- EXERCISE PROMPT
Tally the lines holding the string "lock" and reply with that number alone.

# START OF DATA TO PROCESS

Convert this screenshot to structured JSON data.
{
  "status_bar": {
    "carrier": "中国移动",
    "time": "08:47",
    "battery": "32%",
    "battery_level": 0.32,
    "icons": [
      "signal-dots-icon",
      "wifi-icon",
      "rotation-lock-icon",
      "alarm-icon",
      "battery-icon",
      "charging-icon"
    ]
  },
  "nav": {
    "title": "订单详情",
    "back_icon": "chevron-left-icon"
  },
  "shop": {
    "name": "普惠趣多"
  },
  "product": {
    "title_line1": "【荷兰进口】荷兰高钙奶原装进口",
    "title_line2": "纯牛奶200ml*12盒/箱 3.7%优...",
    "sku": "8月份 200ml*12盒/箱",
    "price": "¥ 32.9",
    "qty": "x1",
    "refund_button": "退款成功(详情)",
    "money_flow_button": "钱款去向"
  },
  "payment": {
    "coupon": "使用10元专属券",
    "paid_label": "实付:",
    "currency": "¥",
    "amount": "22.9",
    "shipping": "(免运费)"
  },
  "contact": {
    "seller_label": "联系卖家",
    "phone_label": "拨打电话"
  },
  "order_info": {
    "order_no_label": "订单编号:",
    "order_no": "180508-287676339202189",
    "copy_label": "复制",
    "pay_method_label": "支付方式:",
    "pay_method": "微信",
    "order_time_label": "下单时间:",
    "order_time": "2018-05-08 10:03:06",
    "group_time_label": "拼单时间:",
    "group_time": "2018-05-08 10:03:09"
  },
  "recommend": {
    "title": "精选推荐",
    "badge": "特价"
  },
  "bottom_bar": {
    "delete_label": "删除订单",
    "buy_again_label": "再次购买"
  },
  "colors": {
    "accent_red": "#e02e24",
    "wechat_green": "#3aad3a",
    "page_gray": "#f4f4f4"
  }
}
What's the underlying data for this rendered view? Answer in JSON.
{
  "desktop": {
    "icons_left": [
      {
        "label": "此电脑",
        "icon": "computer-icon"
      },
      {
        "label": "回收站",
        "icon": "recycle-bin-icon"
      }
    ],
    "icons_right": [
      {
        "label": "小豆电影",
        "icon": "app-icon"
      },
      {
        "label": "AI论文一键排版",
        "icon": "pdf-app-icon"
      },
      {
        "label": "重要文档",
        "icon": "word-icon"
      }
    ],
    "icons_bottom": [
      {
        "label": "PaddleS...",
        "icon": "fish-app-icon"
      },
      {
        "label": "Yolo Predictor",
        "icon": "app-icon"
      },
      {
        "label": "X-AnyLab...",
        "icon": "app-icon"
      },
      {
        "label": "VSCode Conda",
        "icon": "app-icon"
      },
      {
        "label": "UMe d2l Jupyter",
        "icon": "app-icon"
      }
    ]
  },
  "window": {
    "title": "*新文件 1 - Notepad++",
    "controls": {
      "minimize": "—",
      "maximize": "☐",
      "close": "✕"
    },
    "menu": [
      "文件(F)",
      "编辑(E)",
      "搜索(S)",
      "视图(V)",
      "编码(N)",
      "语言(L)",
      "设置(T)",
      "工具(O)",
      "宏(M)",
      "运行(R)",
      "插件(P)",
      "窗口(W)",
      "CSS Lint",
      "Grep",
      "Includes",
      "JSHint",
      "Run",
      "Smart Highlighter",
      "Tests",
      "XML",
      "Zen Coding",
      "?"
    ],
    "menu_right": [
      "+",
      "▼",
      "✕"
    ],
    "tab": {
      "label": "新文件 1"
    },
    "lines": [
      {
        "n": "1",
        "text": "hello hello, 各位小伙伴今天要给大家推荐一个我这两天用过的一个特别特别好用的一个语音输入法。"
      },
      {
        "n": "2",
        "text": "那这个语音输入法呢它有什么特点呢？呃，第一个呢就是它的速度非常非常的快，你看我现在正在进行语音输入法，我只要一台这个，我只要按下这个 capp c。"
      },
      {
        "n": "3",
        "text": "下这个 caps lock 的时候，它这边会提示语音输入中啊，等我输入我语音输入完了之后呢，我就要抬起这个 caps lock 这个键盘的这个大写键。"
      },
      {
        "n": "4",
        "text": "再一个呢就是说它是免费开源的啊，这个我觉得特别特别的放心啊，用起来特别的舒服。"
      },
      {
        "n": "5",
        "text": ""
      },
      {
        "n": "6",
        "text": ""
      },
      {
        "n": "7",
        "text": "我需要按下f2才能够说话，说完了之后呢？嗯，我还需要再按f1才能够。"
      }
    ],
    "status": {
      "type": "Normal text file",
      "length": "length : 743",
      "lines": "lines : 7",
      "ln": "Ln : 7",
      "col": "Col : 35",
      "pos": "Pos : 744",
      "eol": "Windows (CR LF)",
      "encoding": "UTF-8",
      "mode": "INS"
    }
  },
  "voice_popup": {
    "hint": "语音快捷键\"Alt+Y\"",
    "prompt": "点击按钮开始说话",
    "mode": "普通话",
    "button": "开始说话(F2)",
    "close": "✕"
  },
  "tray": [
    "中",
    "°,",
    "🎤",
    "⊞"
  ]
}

# END OF DATA TO PROCESS
# START OF DATA TO PROCESS

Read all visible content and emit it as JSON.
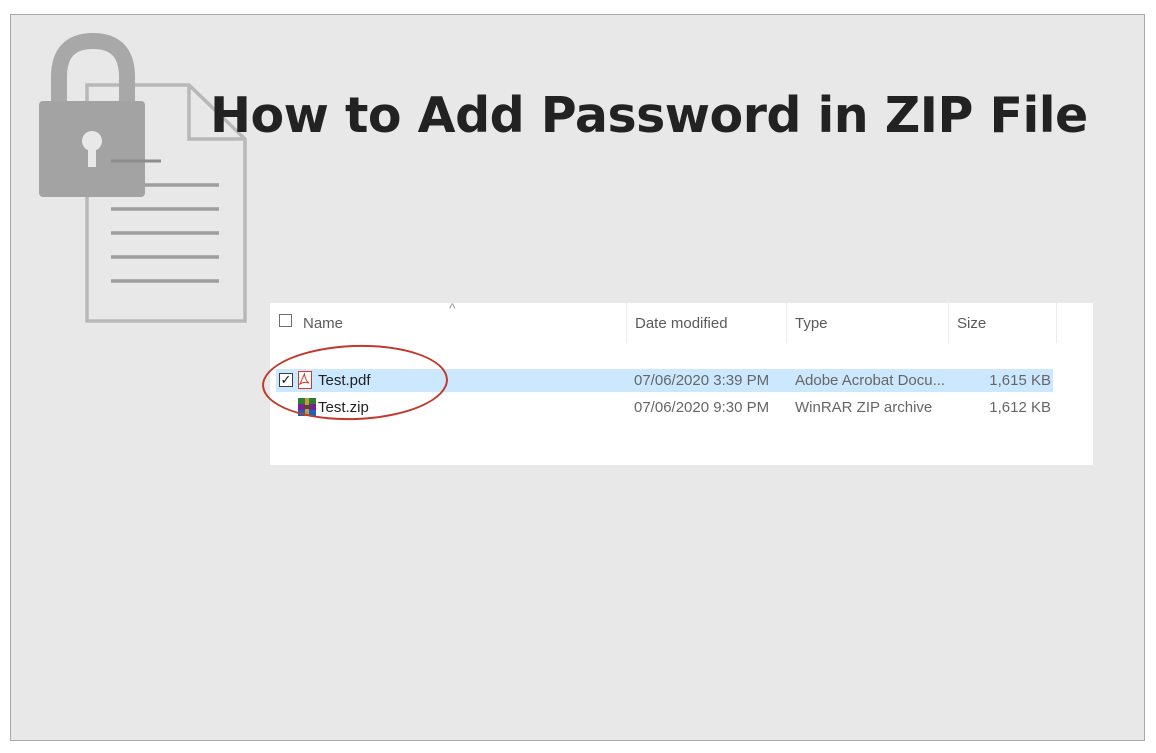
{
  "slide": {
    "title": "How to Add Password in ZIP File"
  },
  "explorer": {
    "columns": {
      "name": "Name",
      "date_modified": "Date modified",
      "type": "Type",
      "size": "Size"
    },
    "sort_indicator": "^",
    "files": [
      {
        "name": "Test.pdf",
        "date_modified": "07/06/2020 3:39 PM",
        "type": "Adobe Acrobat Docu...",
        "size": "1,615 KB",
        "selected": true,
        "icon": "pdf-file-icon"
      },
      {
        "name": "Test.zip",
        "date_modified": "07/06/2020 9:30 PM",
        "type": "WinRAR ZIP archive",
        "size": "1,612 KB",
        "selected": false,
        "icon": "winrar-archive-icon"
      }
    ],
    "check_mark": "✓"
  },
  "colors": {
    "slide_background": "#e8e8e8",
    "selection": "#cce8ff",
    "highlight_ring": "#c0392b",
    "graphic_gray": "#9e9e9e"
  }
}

# END OF DATA TO PROCESS

- TASK RESPONSE
2